Data entries for graphics:
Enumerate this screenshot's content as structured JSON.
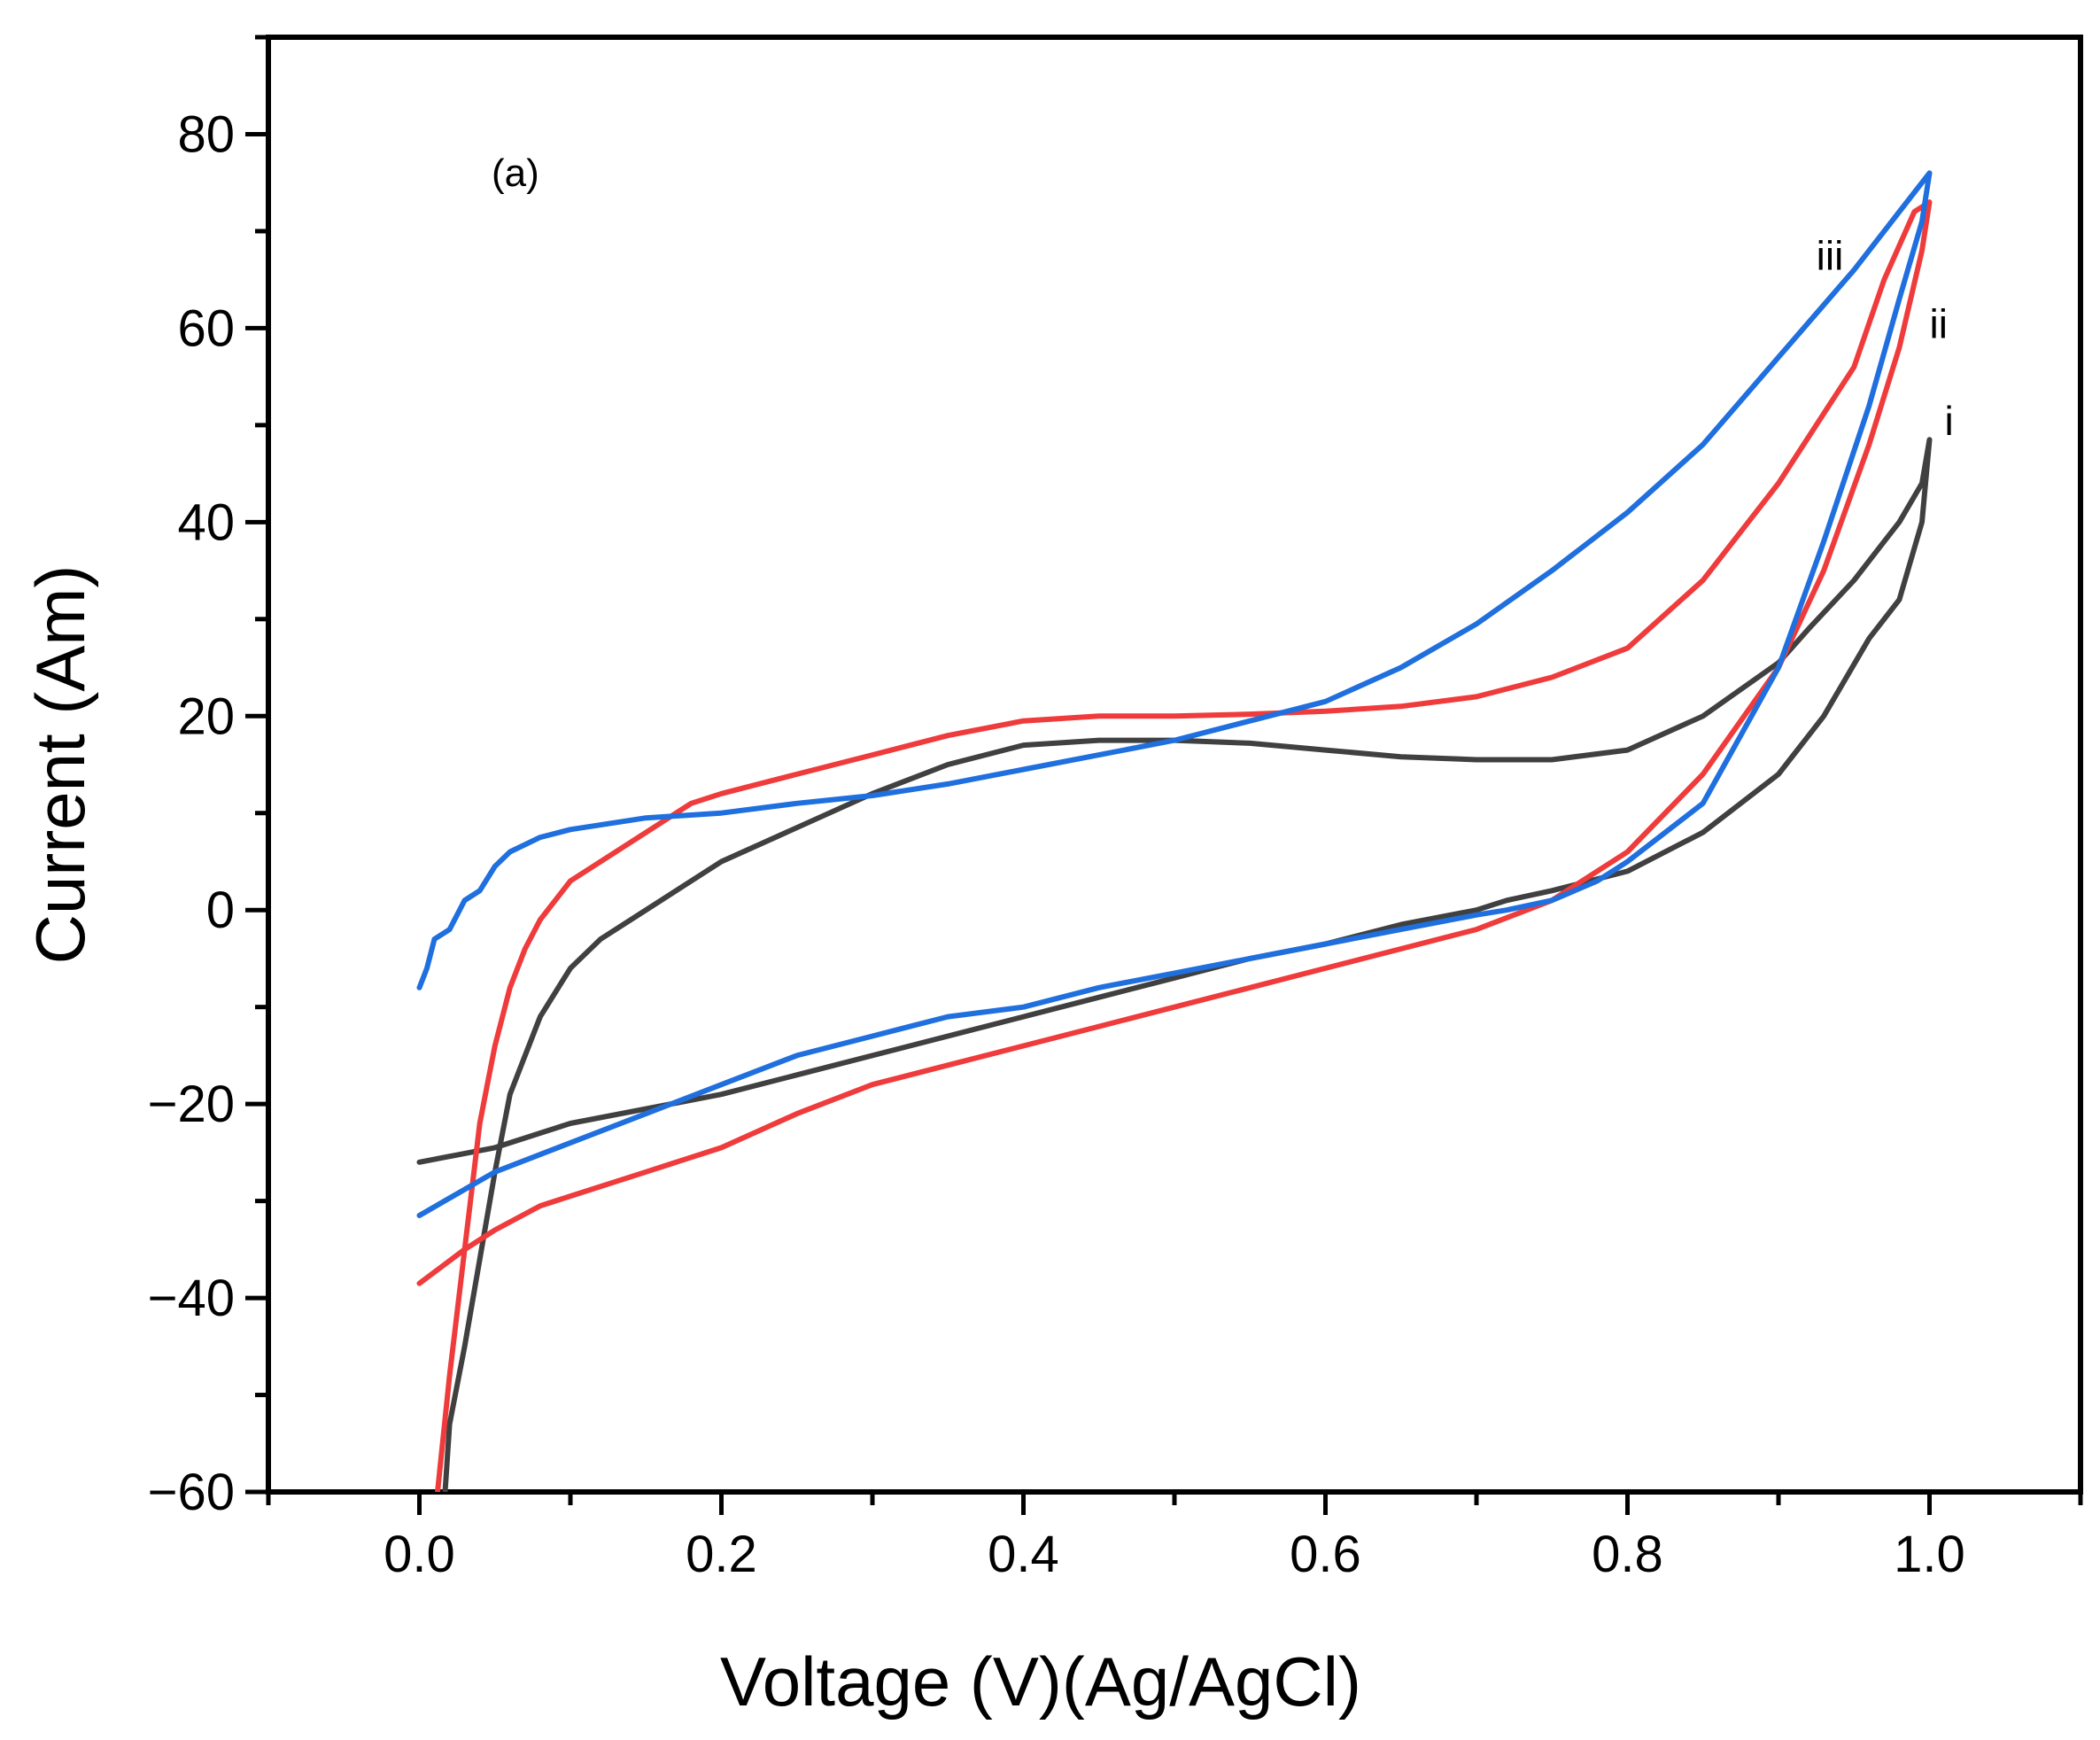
{
  "chart_data": {
    "type": "line",
    "title": "",
    "annotation": "(a)",
    "xlabel": "Voltage (V)(Ag/AgCl)",
    "ylabel": "Current (Am)",
    "xlim": [
      -0.1,
      1.1
    ],
    "ylim": [
      -60,
      90
    ],
    "xticks": [
      0.0,
      0.2,
      0.4,
      0.6,
      0.8,
      1.0
    ],
    "xtick_labels": [
      "0.0",
      "0.2",
      "0.4",
      "0.6",
      "0.8",
      "1.0"
    ],
    "yticks": [
      -60,
      -40,
      -20,
      0,
      20,
      40,
      60,
      80
    ],
    "ytick_labels": [
      "−60",
      "−40",
      "−20",
      "0",
      "20",
      "40",
      "60",
      "80"
    ],
    "grid": false,
    "series": [
      {
        "name": "i",
        "color": "#404040",
        "x": [
          0.0,
          0.05,
          0.1,
          0.15,
          0.2,
          0.25,
          0.3,
          0.35,
          0.4,
          0.45,
          0.5,
          0.55,
          0.6,
          0.65,
          0.7,
          0.72,
          0.75,
          0.8,
          0.85,
          0.9,
          0.93,
          0.96,
          0.98,
          0.995,
          1.0,
          0.995,
          0.98,
          0.97,
          0.95,
          0.92,
          0.9,
          0.85,
          0.8,
          0.75,
          0.7,
          0.65,
          0.6,
          0.55,
          0.5,
          0.45,
          0.4,
          0.35,
          0.3,
          0.25,
          0.2,
          0.18,
          0.15,
          0.12,
          0.1,
          0.08,
          0.06,
          0.05,
          0.04,
          0.03,
          0.02,
          0.017
        ],
        "y": [
          -26,
          -24.5,
          -22,
          -20.5,
          -19,
          -17,
          -15,
          -13,
          -11,
          -9,
          -7,
          -5,
          -3.5,
          -1.5,
          0,
          1,
          2,
          4,
          8,
          14,
          20,
          28,
          32,
          40,
          48.5,
          44,
          40,
          38,
          34,
          29,
          25.5,
          20,
          16.5,
          15.5,
          15.5,
          15.8,
          16.5,
          17.2,
          17.5,
          17.5,
          17,
          15,
          12,
          8.5,
          5,
          3,
          0,
          -3,
          -6,
          -11,
          -19,
          -27,
          -36,
          -45,
          -53,
          -60
        ]
      },
      {
        "name": "ii",
        "color": "#ef3b3b",
        "x": [
          0.0,
          0.03,
          0.05,
          0.08,
          0.1,
          0.15,
          0.2,
          0.25,
          0.3,
          0.35,
          0.4,
          0.45,
          0.5,
          0.55,
          0.6,
          0.65,
          0.7,
          0.75,
          0.8,
          0.85,
          0.9,
          0.93,
          0.96,
          0.98,
          0.995,
          1.0,
          0.99,
          0.97,
          0.95,
          0.9,
          0.85,
          0.8,
          0.75,
          0.7,
          0.65,
          0.6,
          0.55,
          0.5,
          0.45,
          0.4,
          0.35,
          0.3,
          0.25,
          0.2,
          0.18,
          0.15,
          0.12,
          0.1,
          0.09,
          0.08,
          0.07,
          0.06,
          0.05,
          0.045,
          0.04,
          0.03,
          0.02,
          0.012
        ],
        "y": [
          -38.5,
          -35,
          -33,
          -30.5,
          -29.5,
          -27,
          -24.5,
          -21,
          -18,
          -16,
          -14,
          -12,
          -10,
          -8,
          -6,
          -4,
          -2,
          1,
          6,
          14,
          25,
          35,
          48,
          58,
          68,
          73,
          72,
          65,
          56,
          44,
          34,
          27,
          24,
          22,
          21,
          20.5,
          20.2,
          20,
          20,
          19.5,
          18,
          16,
          14,
          12,
          11,
          8,
          5,
          3,
          1,
          -1,
          -4,
          -8,
          -14,
          -18,
          -22,
          -35,
          -48,
          -60
        ]
      },
      {
        "name": "iii",
        "color": "#1f6fdf",
        "x": [
          0.0,
          0.05,
          0.1,
          0.15,
          0.2,
          0.25,
          0.3,
          0.35,
          0.4,
          0.45,
          0.5,
          0.55,
          0.6,
          0.65,
          0.7,
          0.72,
          0.75,
          0.78,
          0.8,
          0.85,
          0.9,
          0.93,
          0.96,
          0.98,
          0.995,
          1.0,
          0.98,
          0.95,
          0.9,
          0.85,
          0.8,
          0.75,
          0.7,
          0.65,
          0.6,
          0.55,
          0.5,
          0.45,
          0.4,
          0.35,
          0.3,
          0.25,
          0.2,
          0.15,
          0.1,
          0.08,
          0.06,
          0.05,
          0.04,
          0.03,
          0.02,
          0.01,
          0.005,
          0.0
        ],
        "y": [
          -31.5,
          -27,
          -24,
          -21,
          -18,
          -15,
          -13,
          -11,
          -10,
          -8,
          -6.5,
          -5,
          -3.5,
          -2,
          -0.5,
          0,
          1,
          3,
          5,
          11,
          25,
          38,
          52,
          63,
          71,
          76,
          72,
          66,
          57,
          48,
          41,
          35,
          29.5,
          25,
          21.5,
          19.5,
          17.5,
          16,
          14.5,
          13,
          11.8,
          11,
          10,
          9.5,
          8.3,
          7.5,
          6,
          4.5,
          2,
          1,
          -2,
          -3,
          -6,
          -8
        ]
      }
    ]
  }
}
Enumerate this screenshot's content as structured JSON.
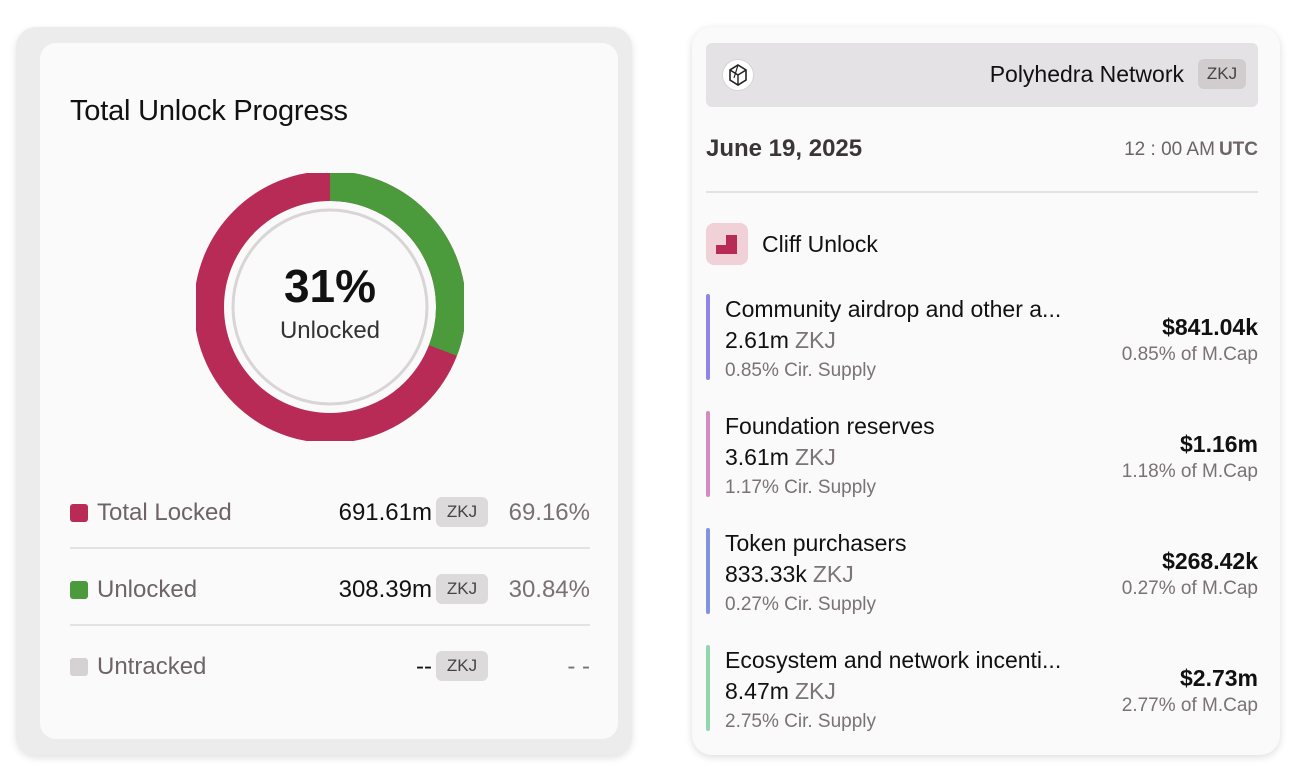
{
  "left_card": {
    "title": "Total Unlock Progress",
    "donut": {
      "percent_label": "31%",
      "sub_label": "Unlocked",
      "unlocked_fraction": 0.3084,
      "locked_color": "#b82b57",
      "unlocked_color": "#4b9b3c"
    },
    "stats": [
      {
        "label": "Total Locked",
        "value": "691.61m",
        "token": "ZKJ",
        "pct": "69.16%",
        "color": "#b82b57"
      },
      {
        "label": "Unlocked",
        "value": "308.39m",
        "token": "ZKJ",
        "pct": "30.84%",
        "color": "#4b9b3c"
      },
      {
        "label": "Untracked",
        "value": "--",
        "token": "ZKJ",
        "pct": "- -",
        "color": "#d6d2d3"
      }
    ]
  },
  "right_card": {
    "project_name": "Polyhedra Network",
    "project_token": "ZKJ",
    "date": "June 19, 2025",
    "time": "12 : 00 AM",
    "timezone": "UTC",
    "unlock_type": "Cliff Unlock",
    "allocations": [
      {
        "name": "Community airdrop and other a...",
        "amount": "2.61m",
        "token": "ZKJ",
        "supply": "0.85% Cir. Supply",
        "usd": "$841.04k",
        "mcap": "0.85% of M.Cap",
        "color": "#8f85e8"
      },
      {
        "name": "Foundation reserves",
        "amount": "3.61m",
        "token": "ZKJ",
        "supply": "1.17% Cir. Supply",
        "usd": "$1.16m",
        "mcap": "1.18% of M.Cap",
        "color": "#d58ac0"
      },
      {
        "name": "Token purchasers",
        "amount": "833.33k",
        "token": "ZKJ",
        "supply": "0.27% Cir. Supply",
        "usd": "$268.42k",
        "mcap": "0.27% of M.Cap",
        "color": "#8393df"
      },
      {
        "name": "Ecosystem and network incenti...",
        "amount": "8.47m",
        "token": "ZKJ",
        "supply": "2.75% Cir. Supply",
        "usd": "$2.73m",
        "mcap": "2.77% of M.Cap",
        "color": "#93d6ae"
      }
    ]
  }
}
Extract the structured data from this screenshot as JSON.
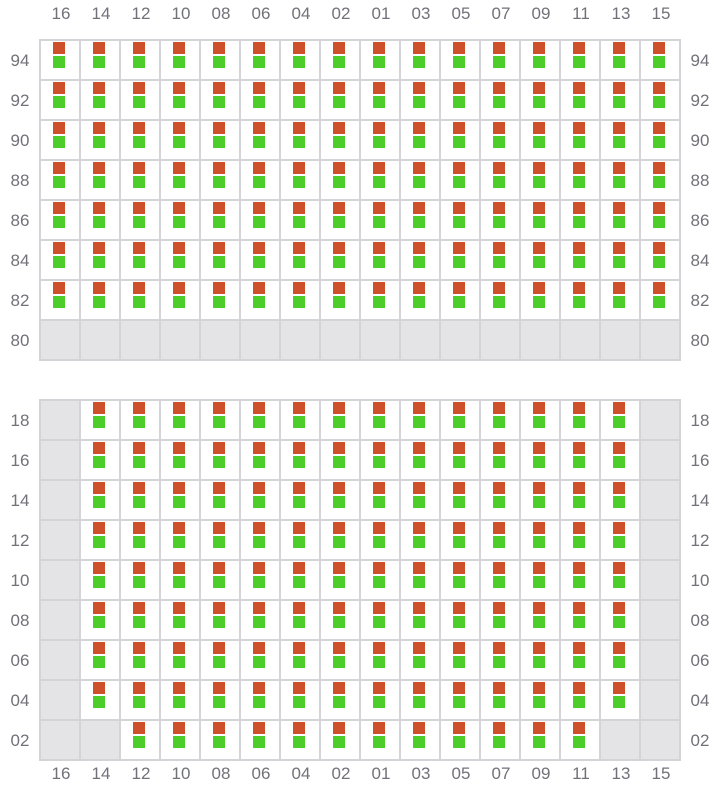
{
  "colors": {
    "top_marker": "#cc5029",
    "bottom_marker": "#4ccd2a",
    "unavailable": "#e4e4e7",
    "grid_line": "#d4d4d8"
  },
  "columns": [
    "16",
    "14",
    "12",
    "10",
    "08",
    "06",
    "04",
    "02",
    "01",
    "03",
    "05",
    "07",
    "09",
    "11",
    "13",
    "15"
  ],
  "sections": [
    {
      "rows": [
        {
          "label": "94",
          "unavailable": []
        },
        {
          "label": "92",
          "unavailable": []
        },
        {
          "label": "90",
          "unavailable": []
        },
        {
          "label": "88",
          "unavailable": []
        },
        {
          "label": "86",
          "unavailable": []
        },
        {
          "label": "84",
          "unavailable": []
        },
        {
          "label": "82",
          "unavailable": []
        },
        {
          "label": "80",
          "unavailable": [
            "16",
            "14",
            "12",
            "10",
            "08",
            "06",
            "04",
            "02",
            "01",
            "03",
            "05",
            "07",
            "09",
            "11",
            "13",
            "15"
          ]
        }
      ]
    },
    {
      "rows": [
        {
          "label": "18",
          "unavailable": [
            "16",
            "15"
          ]
        },
        {
          "label": "16",
          "unavailable": [
            "16",
            "15"
          ]
        },
        {
          "label": "14",
          "unavailable": [
            "16",
            "15"
          ]
        },
        {
          "label": "12",
          "unavailable": [
            "16",
            "15"
          ]
        },
        {
          "label": "10",
          "unavailable": [
            "16",
            "15"
          ]
        },
        {
          "label": "08",
          "unavailable": [
            "16",
            "15"
          ]
        },
        {
          "label": "06",
          "unavailable": [
            "16",
            "15"
          ]
        },
        {
          "label": "04",
          "unavailable": [
            "16",
            "15"
          ]
        },
        {
          "label": "02",
          "unavailable": [
            "16",
            "14",
            "13",
            "15"
          ]
        }
      ]
    }
  ]
}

◆ **WHAT YOU HAVE TO DO**
Lines containing the word "Supply" are to be tallied; report only the total.

◆ **THE RESPONSE**
4